[Given instruction]:
Scan the entries below and extract each line with the word "range" in it.

[Records for this exercise]:
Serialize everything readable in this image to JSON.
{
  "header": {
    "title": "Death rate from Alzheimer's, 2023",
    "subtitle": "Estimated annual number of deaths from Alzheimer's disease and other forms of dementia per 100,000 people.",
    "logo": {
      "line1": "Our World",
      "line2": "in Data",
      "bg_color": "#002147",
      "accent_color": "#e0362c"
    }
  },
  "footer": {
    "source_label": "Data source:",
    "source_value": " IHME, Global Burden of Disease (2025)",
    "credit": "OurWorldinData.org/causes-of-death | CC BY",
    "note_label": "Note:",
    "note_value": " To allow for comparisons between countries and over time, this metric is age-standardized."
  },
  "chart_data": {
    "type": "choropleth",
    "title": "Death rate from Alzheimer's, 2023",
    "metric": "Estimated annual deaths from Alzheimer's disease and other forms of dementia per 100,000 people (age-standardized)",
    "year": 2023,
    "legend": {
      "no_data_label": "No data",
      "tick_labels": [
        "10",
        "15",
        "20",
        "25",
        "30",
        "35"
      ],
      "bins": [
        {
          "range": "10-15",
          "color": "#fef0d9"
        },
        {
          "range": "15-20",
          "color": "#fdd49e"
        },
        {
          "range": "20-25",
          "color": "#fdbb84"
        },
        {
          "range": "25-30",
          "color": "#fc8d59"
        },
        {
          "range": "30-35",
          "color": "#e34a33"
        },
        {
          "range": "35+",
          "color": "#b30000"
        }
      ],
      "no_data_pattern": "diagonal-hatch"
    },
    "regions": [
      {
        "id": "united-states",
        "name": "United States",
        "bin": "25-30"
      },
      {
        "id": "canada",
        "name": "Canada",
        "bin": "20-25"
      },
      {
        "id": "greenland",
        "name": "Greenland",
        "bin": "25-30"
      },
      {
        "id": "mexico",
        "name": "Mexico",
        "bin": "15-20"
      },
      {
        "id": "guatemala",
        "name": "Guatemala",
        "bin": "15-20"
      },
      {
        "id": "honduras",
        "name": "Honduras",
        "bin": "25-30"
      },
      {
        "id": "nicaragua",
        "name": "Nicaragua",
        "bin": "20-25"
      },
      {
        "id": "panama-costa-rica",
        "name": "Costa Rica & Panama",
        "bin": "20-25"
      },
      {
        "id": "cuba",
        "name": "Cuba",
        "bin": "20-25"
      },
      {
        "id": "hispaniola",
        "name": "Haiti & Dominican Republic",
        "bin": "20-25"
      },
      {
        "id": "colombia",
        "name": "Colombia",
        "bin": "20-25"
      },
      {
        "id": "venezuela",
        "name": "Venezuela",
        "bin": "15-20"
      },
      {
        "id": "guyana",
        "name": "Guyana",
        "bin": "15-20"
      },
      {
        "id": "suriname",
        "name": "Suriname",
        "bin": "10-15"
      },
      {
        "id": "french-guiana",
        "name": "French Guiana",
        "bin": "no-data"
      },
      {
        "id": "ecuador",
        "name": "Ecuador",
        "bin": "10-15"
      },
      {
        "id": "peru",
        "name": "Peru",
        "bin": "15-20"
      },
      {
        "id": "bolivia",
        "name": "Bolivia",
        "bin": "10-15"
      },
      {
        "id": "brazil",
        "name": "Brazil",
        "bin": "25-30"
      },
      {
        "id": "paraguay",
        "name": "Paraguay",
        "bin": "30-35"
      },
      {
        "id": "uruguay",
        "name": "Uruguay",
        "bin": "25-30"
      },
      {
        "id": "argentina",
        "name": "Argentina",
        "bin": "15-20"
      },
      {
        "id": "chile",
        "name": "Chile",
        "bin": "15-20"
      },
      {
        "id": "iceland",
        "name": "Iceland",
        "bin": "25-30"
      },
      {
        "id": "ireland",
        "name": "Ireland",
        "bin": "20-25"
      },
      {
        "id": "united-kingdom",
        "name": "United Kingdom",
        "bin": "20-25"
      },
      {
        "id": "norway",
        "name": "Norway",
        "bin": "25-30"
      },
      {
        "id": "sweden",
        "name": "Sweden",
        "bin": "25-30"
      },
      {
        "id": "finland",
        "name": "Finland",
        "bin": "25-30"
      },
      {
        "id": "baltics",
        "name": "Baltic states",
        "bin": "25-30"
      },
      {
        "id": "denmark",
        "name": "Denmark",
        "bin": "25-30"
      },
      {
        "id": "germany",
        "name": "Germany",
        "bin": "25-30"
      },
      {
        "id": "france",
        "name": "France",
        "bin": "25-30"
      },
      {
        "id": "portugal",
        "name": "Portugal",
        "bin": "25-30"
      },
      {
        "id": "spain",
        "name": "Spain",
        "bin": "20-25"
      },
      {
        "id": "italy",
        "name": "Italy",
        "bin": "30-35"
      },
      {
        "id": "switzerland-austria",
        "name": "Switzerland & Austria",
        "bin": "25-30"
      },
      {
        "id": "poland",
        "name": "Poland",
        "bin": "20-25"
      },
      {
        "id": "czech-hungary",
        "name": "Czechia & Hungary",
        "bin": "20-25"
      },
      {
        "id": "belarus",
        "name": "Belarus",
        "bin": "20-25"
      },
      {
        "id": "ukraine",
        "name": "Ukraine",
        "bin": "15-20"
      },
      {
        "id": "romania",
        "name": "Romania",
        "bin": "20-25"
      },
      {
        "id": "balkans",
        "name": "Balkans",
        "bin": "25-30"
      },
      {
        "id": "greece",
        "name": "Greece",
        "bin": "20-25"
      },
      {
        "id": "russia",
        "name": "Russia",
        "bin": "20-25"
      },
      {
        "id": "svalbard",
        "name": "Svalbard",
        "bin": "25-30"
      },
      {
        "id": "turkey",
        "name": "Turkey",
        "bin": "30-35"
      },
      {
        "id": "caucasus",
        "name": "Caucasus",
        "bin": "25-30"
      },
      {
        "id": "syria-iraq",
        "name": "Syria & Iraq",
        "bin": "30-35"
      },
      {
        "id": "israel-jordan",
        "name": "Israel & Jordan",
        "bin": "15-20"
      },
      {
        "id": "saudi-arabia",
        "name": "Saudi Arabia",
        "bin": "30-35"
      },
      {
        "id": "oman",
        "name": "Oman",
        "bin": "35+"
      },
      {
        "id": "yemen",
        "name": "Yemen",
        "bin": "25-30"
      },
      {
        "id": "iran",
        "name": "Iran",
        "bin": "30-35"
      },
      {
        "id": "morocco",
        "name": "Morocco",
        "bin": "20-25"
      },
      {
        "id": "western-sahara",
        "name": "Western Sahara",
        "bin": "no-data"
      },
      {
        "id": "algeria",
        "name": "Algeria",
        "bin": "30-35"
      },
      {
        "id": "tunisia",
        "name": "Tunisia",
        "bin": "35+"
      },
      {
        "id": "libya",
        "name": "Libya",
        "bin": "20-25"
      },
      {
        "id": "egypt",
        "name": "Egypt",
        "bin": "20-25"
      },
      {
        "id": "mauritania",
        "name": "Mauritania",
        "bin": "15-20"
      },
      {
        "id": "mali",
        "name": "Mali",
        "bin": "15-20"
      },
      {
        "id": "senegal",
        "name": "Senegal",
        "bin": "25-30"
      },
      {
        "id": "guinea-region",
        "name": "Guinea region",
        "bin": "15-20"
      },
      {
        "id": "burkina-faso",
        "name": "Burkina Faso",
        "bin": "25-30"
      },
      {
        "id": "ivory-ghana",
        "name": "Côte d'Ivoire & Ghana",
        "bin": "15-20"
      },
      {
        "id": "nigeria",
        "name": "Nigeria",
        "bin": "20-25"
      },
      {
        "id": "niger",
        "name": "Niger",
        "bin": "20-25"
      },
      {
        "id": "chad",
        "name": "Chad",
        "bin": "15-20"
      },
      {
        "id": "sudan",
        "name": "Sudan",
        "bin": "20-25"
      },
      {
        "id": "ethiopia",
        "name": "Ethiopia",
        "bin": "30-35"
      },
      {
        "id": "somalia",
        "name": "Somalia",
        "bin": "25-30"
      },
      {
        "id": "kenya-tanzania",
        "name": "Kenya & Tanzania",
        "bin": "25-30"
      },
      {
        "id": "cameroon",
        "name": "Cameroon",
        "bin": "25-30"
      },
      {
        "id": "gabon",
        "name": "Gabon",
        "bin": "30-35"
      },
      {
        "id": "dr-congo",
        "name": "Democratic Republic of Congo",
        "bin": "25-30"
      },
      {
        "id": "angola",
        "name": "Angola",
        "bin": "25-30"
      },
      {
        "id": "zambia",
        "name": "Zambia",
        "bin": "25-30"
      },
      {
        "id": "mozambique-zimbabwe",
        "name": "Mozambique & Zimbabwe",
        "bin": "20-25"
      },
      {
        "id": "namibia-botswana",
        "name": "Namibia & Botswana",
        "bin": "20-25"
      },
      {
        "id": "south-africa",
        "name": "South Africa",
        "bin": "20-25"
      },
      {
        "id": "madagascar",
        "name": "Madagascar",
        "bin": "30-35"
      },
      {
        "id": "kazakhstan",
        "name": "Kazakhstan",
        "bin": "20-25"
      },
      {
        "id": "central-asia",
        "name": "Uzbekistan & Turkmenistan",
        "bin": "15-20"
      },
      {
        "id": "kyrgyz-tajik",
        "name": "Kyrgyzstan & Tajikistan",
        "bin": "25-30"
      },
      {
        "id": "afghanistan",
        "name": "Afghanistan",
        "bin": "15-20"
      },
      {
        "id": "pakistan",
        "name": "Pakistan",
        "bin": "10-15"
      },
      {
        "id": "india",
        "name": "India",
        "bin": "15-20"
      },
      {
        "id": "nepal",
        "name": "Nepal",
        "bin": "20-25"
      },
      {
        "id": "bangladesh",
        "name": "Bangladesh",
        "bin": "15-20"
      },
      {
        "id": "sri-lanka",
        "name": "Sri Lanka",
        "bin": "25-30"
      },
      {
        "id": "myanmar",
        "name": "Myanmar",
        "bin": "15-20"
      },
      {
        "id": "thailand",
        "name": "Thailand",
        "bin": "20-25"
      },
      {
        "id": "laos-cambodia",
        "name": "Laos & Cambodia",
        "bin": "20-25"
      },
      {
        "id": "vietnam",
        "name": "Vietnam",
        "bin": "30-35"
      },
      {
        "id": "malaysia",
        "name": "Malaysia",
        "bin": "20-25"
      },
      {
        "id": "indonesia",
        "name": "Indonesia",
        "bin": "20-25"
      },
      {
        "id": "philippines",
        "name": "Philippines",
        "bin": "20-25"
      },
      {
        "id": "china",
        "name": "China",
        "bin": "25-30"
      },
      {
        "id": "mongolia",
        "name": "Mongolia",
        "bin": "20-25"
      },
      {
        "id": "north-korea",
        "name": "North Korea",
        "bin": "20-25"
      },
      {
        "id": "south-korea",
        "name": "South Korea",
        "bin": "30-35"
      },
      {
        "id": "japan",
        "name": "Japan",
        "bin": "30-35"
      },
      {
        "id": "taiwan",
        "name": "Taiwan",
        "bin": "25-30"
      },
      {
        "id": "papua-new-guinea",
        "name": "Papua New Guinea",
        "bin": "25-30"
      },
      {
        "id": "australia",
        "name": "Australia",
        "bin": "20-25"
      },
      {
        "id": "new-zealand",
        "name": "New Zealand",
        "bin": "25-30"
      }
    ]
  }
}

[Result of the task]:
          "range": "10-15",
          "range": "15-20",
          "range": "20-25",
          "range": "25-30",
          "range": "30-35",
          "range": "35+",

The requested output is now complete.